— START AVAILABLE DATA —

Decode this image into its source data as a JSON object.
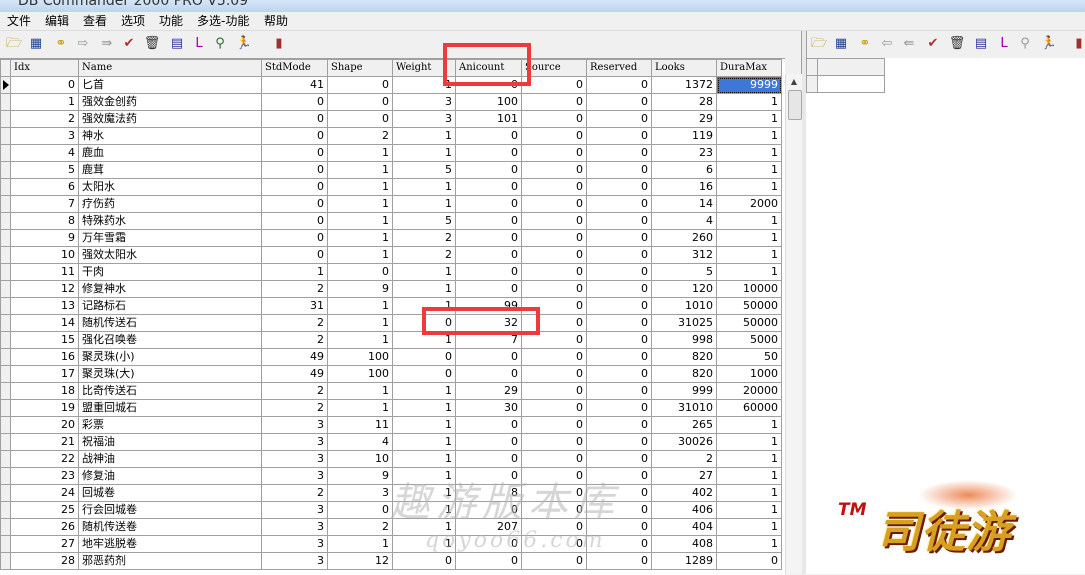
{
  "window": {
    "title": "DB Commander 2000 PRO V5.09"
  },
  "menu": [
    "文件",
    "编辑",
    "查看",
    "选项",
    "功能",
    "多选-功能",
    "帮助"
  ],
  "toolbar_left": [
    {
      "name": "open-folder-icon",
      "glyph": "🗁",
      "color": "#b8860b"
    },
    {
      "name": "grid-view-icon",
      "glyph": "▦",
      "color": "#1f3f8f"
    },
    {
      "name": "binoculars-icon",
      "glyph": "⚭",
      "color": "#c7a400"
    },
    {
      "name": "arrow-right-icon",
      "glyph": "⇨",
      "color": "#999999"
    },
    {
      "name": "export-icon",
      "glyph": "⇛",
      "color": "#999999"
    },
    {
      "name": "checklist-icon",
      "glyph": "✔",
      "color": "#b03030"
    },
    {
      "name": "trash-icon",
      "glyph": "🗑",
      "color": "#333333"
    },
    {
      "name": "database-icon",
      "glyph": "▤",
      "color": "#3030a0"
    },
    {
      "name": "letter-l-icon",
      "glyph": "L",
      "color": "#a000a0"
    },
    {
      "name": "search-key-icon",
      "glyph": "⚲",
      "color": "#2a6a2a"
    },
    {
      "name": "running-man-icon",
      "glyph": "🏃",
      "color": "#10a010"
    },
    {
      "name": "exit-door-icon",
      "glyph": "▮",
      "color": "#a03030"
    }
  ],
  "toolbar_right": [
    {
      "name": "open-folder-icon",
      "glyph": "🗁",
      "color": "#b8860b"
    },
    {
      "name": "grid-view-icon",
      "glyph": "▦",
      "color": "#1f3f8f"
    },
    {
      "name": "binoculars-icon",
      "glyph": "⚭",
      "color": "#c7a400"
    },
    {
      "name": "arrow-left-icon",
      "glyph": "⇦",
      "color": "#999999"
    },
    {
      "name": "import-icon",
      "glyph": "⇚",
      "color": "#999999"
    },
    {
      "name": "checklist-icon",
      "glyph": "✔",
      "color": "#b03030"
    },
    {
      "name": "trash-icon",
      "glyph": "🗑",
      "color": "#333333"
    },
    {
      "name": "database-icon",
      "glyph": "▤",
      "color": "#3030a0"
    },
    {
      "name": "letter-l-icon",
      "glyph": "L",
      "color": "#a000a0"
    },
    {
      "name": "search-key-icon",
      "glyph": "⚲",
      "color": "#999999"
    },
    {
      "name": "running-man-icon",
      "glyph": "🏃",
      "color": "#10a010"
    },
    {
      "name": "exit-door-icon",
      "glyph": "▮",
      "color": "#a03030"
    }
  ],
  "table": {
    "columns": [
      "Idx",
      "Name",
      "StdMode",
      "Shape",
      "Weight",
      "Anicount",
      "Source",
      "Reserved",
      "Looks",
      "DuraMax"
    ],
    "rows": [
      [
        "0",
        "匕首",
        "41",
        "0",
        "1",
        "0",
        "0",
        "0",
        "1372",
        "9999"
      ],
      [
        "1",
        "强效金创药",
        "0",
        "0",
        "3",
        "100",
        "0",
        "0",
        "28",
        "1"
      ],
      [
        "2",
        "强效魔法药",
        "0",
        "0",
        "3",
        "101",
        "0",
        "0",
        "29",
        "1"
      ],
      [
        "3",
        "神水",
        "0",
        "2",
        "1",
        "0",
        "0",
        "0",
        "119",
        "1"
      ],
      [
        "4",
        "鹿血",
        "0",
        "1",
        "1",
        "0",
        "0",
        "0",
        "23",
        "1"
      ],
      [
        "5",
        "鹿茸",
        "0",
        "1",
        "5",
        "0",
        "0",
        "0",
        "6",
        "1"
      ],
      [
        "6",
        "太阳水",
        "0",
        "1",
        "1",
        "0",
        "0",
        "0",
        "16",
        "1"
      ],
      [
        "7",
        "疗伤药",
        "0",
        "1",
        "1",
        "0",
        "0",
        "0",
        "14",
        "2000"
      ],
      [
        "8",
        "特殊药水",
        "0",
        "1",
        "5",
        "0",
        "0",
        "0",
        "4",
        "1"
      ],
      [
        "9",
        "万年雪霜",
        "0",
        "1",
        "2",
        "0",
        "0",
        "0",
        "260",
        "1"
      ],
      [
        "10",
        "强效太阳水",
        "0",
        "1",
        "2",
        "0",
        "0",
        "0",
        "312",
        "1"
      ],
      [
        "11",
        "干肉",
        "1",
        "0",
        "1",
        "0",
        "0",
        "0",
        "5",
        "1"
      ],
      [
        "12",
        "修复神水",
        "2",
        "9",
        "1",
        "0",
        "0",
        "0",
        "120",
        "10000"
      ],
      [
        "13",
        "记路标石",
        "31",
        "1",
        "1",
        "99",
        "0",
        "0",
        "1010",
        "50000"
      ],
      [
        "14",
        "随机传送石",
        "2",
        "1",
        "0",
        "32",
        "0",
        "0",
        "31025",
        "50000"
      ],
      [
        "15",
        "强化召唤卷",
        "2",
        "1",
        "1",
        "7",
        "0",
        "0",
        "998",
        "5000"
      ],
      [
        "16",
        "聚灵珠(小)",
        "49",
        "100",
        "0",
        "0",
        "0",
        "0",
        "820",
        "50"
      ],
      [
        "17",
        "聚灵珠(大)",
        "49",
        "100",
        "0",
        "0",
        "0",
        "0",
        "820",
        "1000"
      ],
      [
        "18",
        "比奇传送石",
        "2",
        "1",
        "1",
        "29",
        "0",
        "0",
        "999",
        "20000"
      ],
      [
        "19",
        "盟重回城石",
        "2",
        "1",
        "1",
        "30",
        "0",
        "0",
        "31010",
        "60000"
      ],
      [
        "20",
        "彩票",
        "3",
        "11",
        "1",
        "0",
        "0",
        "0",
        "265",
        "1"
      ],
      [
        "21",
        "祝福油",
        "3",
        "4",
        "1",
        "0",
        "0",
        "0",
        "30026",
        "1"
      ],
      [
        "22",
        "战神油",
        "3",
        "10",
        "1",
        "0",
        "0",
        "0",
        "2",
        "1"
      ],
      [
        "23",
        "修复油",
        "3",
        "9",
        "1",
        "0",
        "0",
        "0",
        "27",
        "1"
      ],
      [
        "24",
        "回城卷",
        "2",
        "3",
        "1",
        "8",
        "0",
        "0",
        "402",
        "1"
      ],
      [
        "25",
        "行会回城卷",
        "3",
        "0",
        "1",
        "0",
        "0",
        "0",
        "406",
        "1"
      ],
      [
        "26",
        "随机传送卷",
        "3",
        "2",
        "1",
        "207",
        "0",
        "0",
        "404",
        "1"
      ],
      [
        "27",
        "地牢逃脱卷",
        "3",
        "1",
        "1",
        "0",
        "0",
        "0",
        "408",
        "1"
      ],
      [
        "28",
        "邪恶药剂",
        "3",
        "12",
        "0",
        "0",
        "0",
        "0",
        "1289",
        "0"
      ]
    ],
    "selected": {
      "row": 0,
      "col": 9
    }
  },
  "watermark": {
    "line1": "趣游版本库",
    "line2": "qoyoo66.com"
  },
  "logo": {
    "tm": "TM",
    "text": "司徒游"
  },
  "colors": {
    "highlight": "#ee3a3a",
    "selection": "#3b78d8"
  }
}
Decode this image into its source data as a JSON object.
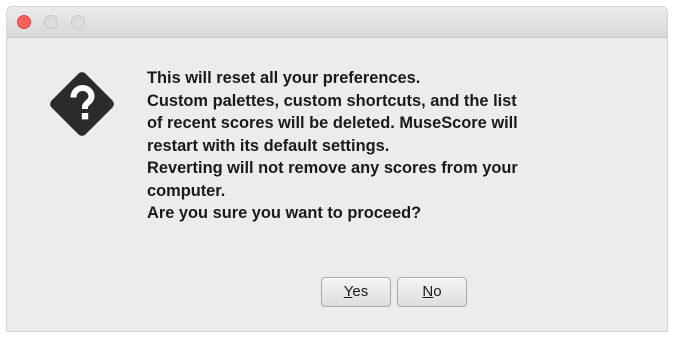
{
  "window": {
    "controls": [
      "close",
      "minimize",
      "zoom"
    ]
  },
  "dialog": {
    "icon": "question-diamond-icon",
    "message_lines": [
      "This will reset all your preferences.",
      "Custom palettes, custom shortcuts, and the list",
      "of recent scores will be deleted. MuseScore will",
      "restart with its default settings.",
      "Reverting will not remove any scores from your",
      "computer.",
      "Are you sure you want to proceed?"
    ],
    "buttons": {
      "yes": {
        "mnemonic": "Y",
        "rest": "es"
      },
      "no": {
        "mnemonic": "N",
        "rest": "o"
      }
    }
  },
  "colors": {
    "close_light": "#fc605c",
    "inactive_light": "#dcdcdc",
    "icon_dark": "#2b2b2b",
    "window_bg": "#ececec"
  }
}
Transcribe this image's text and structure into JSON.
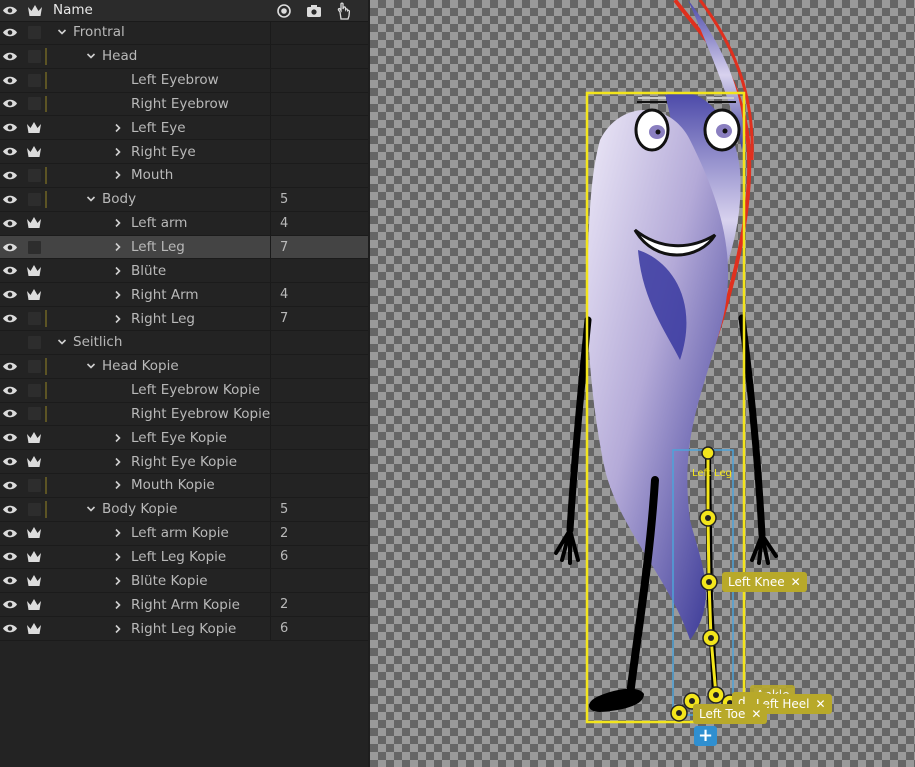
{
  "header": {
    "name_label": "Name"
  },
  "layers": [
    {
      "label": "Frontral",
      "indent": 0,
      "chevron": "down",
      "count": "",
      "visible": true,
      "crown": false,
      "mark": false,
      "selected": false
    },
    {
      "label": "Head",
      "indent": 1,
      "chevron": "down",
      "count": "",
      "visible": true,
      "crown": false,
      "mark": true,
      "selected": false
    },
    {
      "label": "Left Eyebrow",
      "indent": 2,
      "chevron": "none",
      "count": "",
      "visible": true,
      "crown": false,
      "mark": true,
      "selected": false
    },
    {
      "label": "Right Eyebrow",
      "indent": 2,
      "chevron": "none",
      "count": "",
      "visible": true,
      "crown": false,
      "mark": true,
      "selected": false
    },
    {
      "label": "Left Eye",
      "indent": 2,
      "chevron": "right",
      "count": "",
      "visible": true,
      "crown": true,
      "mark": false,
      "selected": false
    },
    {
      "label": "Right Eye",
      "indent": 2,
      "chevron": "right",
      "count": "",
      "visible": true,
      "crown": true,
      "mark": false,
      "selected": false
    },
    {
      "label": "Mouth",
      "indent": 2,
      "chevron": "right",
      "count": "",
      "visible": true,
      "crown": false,
      "mark": true,
      "selected": false
    },
    {
      "label": "Body",
      "indent": 1,
      "chevron": "down",
      "count": "5",
      "visible": true,
      "crown": false,
      "mark": true,
      "selected": false
    },
    {
      "label": "Left arm",
      "indent": 2,
      "chevron": "right",
      "count": "4",
      "visible": true,
      "crown": true,
      "mark": false,
      "selected": false
    },
    {
      "label": "Left Leg",
      "indent": 2,
      "chevron": "right",
      "count": "7",
      "visible": true,
      "crown": false,
      "mark": false,
      "selected": true
    },
    {
      "label": "Blüte",
      "indent": 2,
      "chevron": "right",
      "count": "",
      "visible": true,
      "crown": true,
      "mark": false,
      "selected": false
    },
    {
      "label": "Right Arm",
      "indent": 2,
      "chevron": "right",
      "count": "4",
      "visible": true,
      "crown": true,
      "mark": false,
      "selected": false
    },
    {
      "label": "Right Leg",
      "indent": 2,
      "chevron": "right",
      "count": "7",
      "visible": true,
      "crown": false,
      "mark": true,
      "selected": false
    },
    {
      "label": "Seitlich",
      "indent": 0,
      "chevron": "down",
      "count": "",
      "visible": false,
      "crown": false,
      "mark": false,
      "selected": false
    },
    {
      "label": "Head Kopie",
      "indent": 1,
      "chevron": "down",
      "count": "",
      "visible": true,
      "crown": false,
      "mark": true,
      "selected": false
    },
    {
      "label": "Left Eyebrow Kopie",
      "indent": 2,
      "chevron": "none",
      "count": "",
      "visible": true,
      "crown": false,
      "mark": true,
      "selected": false
    },
    {
      "label": "Right Eyebrow Kopie",
      "indent": 2,
      "chevron": "none",
      "count": "",
      "visible": true,
      "crown": false,
      "mark": true,
      "selected": false
    },
    {
      "label": "Left Eye Kopie",
      "indent": 2,
      "chevron": "right",
      "count": "",
      "visible": true,
      "crown": true,
      "mark": false,
      "selected": false
    },
    {
      "label": "Right Eye Kopie",
      "indent": 2,
      "chevron": "right",
      "count": "",
      "visible": true,
      "crown": true,
      "mark": false,
      "selected": false
    },
    {
      "label": "Mouth Kopie",
      "indent": 2,
      "chevron": "right",
      "count": "",
      "visible": true,
      "crown": false,
      "mark": true,
      "selected": false
    },
    {
      "label": "Body Kopie",
      "indent": 1,
      "chevron": "down",
      "count": "5",
      "visible": true,
      "crown": false,
      "mark": true,
      "selected": false
    },
    {
      "label": "Left arm Kopie",
      "indent": 2,
      "chevron": "right",
      "count": "2",
      "visible": true,
      "crown": true,
      "mark": false,
      "selected": false
    },
    {
      "label": "Left Leg Kopie",
      "indent": 2,
      "chevron": "right",
      "count": "6",
      "visible": true,
      "crown": true,
      "mark": false,
      "selected": false
    },
    {
      "label": "Blüte Kopie",
      "indent": 2,
      "chevron": "right",
      "count": "",
      "visible": true,
      "crown": true,
      "mark": false,
      "selected": false
    },
    {
      "label": "Right Arm Kopie",
      "indent": 2,
      "chevron": "right",
      "count": "2",
      "visible": true,
      "crown": true,
      "mark": false,
      "selected": false
    },
    {
      "label": "Right Leg Kopie",
      "indent": 2,
      "chevron": "right",
      "count": "6",
      "visible": true,
      "crown": true,
      "mark": false,
      "selected": false
    }
  ],
  "canvas": {
    "selected_layer_label": "Left Leg",
    "handle_labels": {
      "left_knee": "Left Knee",
      "ankle": "Ankle",
      "heel": "Left Heel",
      "toe": "Left Toe",
      "left_fragment": "d"
    },
    "add_label": "+"
  },
  "colors": {
    "selection_box": "#f3e51c",
    "bone_box": "#4da3d9",
    "handle": "#f3e51c",
    "tag_bg": "#b8a92a",
    "add_button": "#2f8fd0",
    "character_outline_red": "#e0301e"
  }
}
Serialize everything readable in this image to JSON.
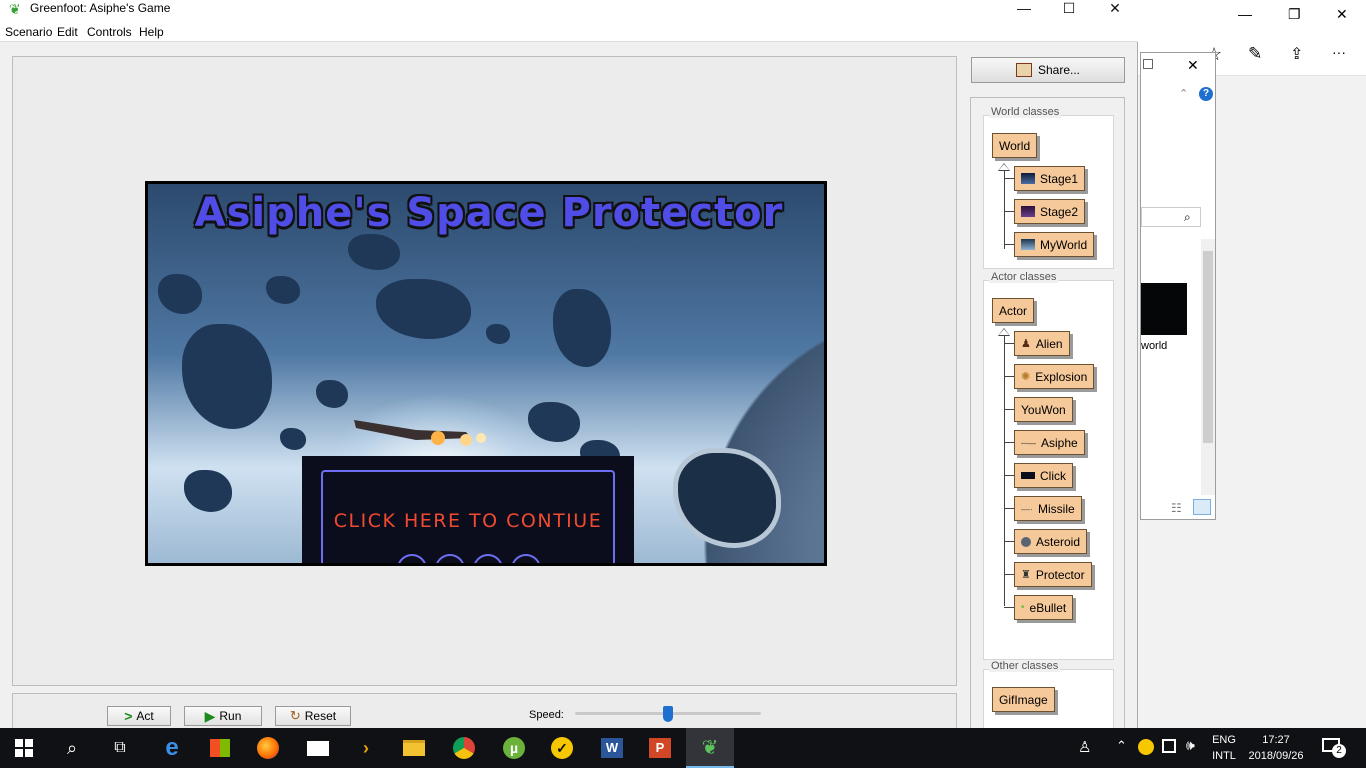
{
  "window": {
    "title": "Greenfoot: Asiphe's Game",
    "minimize": "—",
    "maximize": "☐",
    "close": "✕"
  },
  "menu": [
    "Scenario",
    "Edit",
    "Controls",
    "Help"
  ],
  "share_label": "Share...",
  "world": {
    "title": "Asiphe's Space Protector",
    "continue_text": "CLICK HERE TO CONTIUE"
  },
  "controls": {
    "act_label": "Act",
    "run_label": "Run",
    "reset_label": "Reset",
    "speed_label": "Speed:",
    "speed_level": 0.5
  },
  "class_panel": {
    "world_label": "World classes",
    "world_root": "World",
    "world_subclasses": [
      "Stage1",
      "Stage2",
      "MyWorld"
    ],
    "actor_label": "Actor classes",
    "actor_root": "Actor",
    "actor_subclasses": [
      "Alien",
      "Explosion",
      "YouWon",
      "Asiphe",
      "Click",
      "Missile",
      "Asteroid",
      "Protector",
      "eBullet"
    ],
    "other_label": "Other classes",
    "other_classes": [
      "GifImage"
    ]
  },
  "background_window": {
    "minimize": "—",
    "restore": "❐",
    "close": "✕",
    "more": "···",
    "thumb_label": "world",
    "dialog_close": "✕",
    "help": "?"
  },
  "taskbar": {
    "lang_line1": "ENG",
    "lang_line2": "INTL",
    "time": "17:27",
    "date": "2018/09/26",
    "notifications": "2"
  },
  "colors": {
    "class_fill": "#f5c99a",
    "accent": "#1e6fd0",
    "title_blue": "#4f4de6",
    "continue_red": "#f04a30"
  }
}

— END AVAILABLE DATA —

Starting at the line that contains "Serialize everything readable", please write out every line to the end of the entries, inclusive, copied exactly and with pictures omitted.

Serialize everything readable in this image to JSON.
{
  "window": {
    "title": "Greenfoot: Asiphe's Game",
    "minimize": "—",
    "maximize": "☐",
    "close": "✕"
  },
  "menu": [
    "Scenario",
    "Edit",
    "Controls",
    "Help"
  ],
  "share_label": "Share...",
  "world": {
    "title": "Asiphe's Space Protector",
    "continue_text": "CLICK HERE TO CONTIUE"
  },
  "controls": {
    "act_label": "Act",
    "run_label": "Run",
    "reset_label": "Reset",
    "speed_label": "Speed:",
    "speed_level": 0.5
  },
  "class_panel": {
    "world_label": "World classes",
    "world_root": "World",
    "world_subclasses": [
      "Stage1",
      "Stage2",
      "MyWorld"
    ],
    "actor_label": "Actor classes",
    "actor_root": "Actor",
    "actor_subclasses": [
      "Alien",
      "Explosion",
      "YouWon",
      "Asiphe",
      "Click",
      "Missile",
      "Asteroid",
      "Protector",
      "eBullet"
    ],
    "other_label": "Other classes",
    "other_classes": [
      "GifImage"
    ]
  },
  "background_window": {
    "minimize": "—",
    "restore": "❐",
    "close": "✕",
    "more": "···",
    "thumb_label": "world",
    "dialog_close": "✕",
    "help": "?"
  },
  "taskbar": {
    "lang_line1": "ENG",
    "lang_line2": "INTL",
    "time": "17:27",
    "date": "2018/09/26",
    "notifications": "2"
  },
  "colors": {
    "class_fill": "#f5c99a",
    "accent": "#1e6fd0",
    "title_blue": "#4f4de6",
    "continue_red": "#f04a30"
  }
}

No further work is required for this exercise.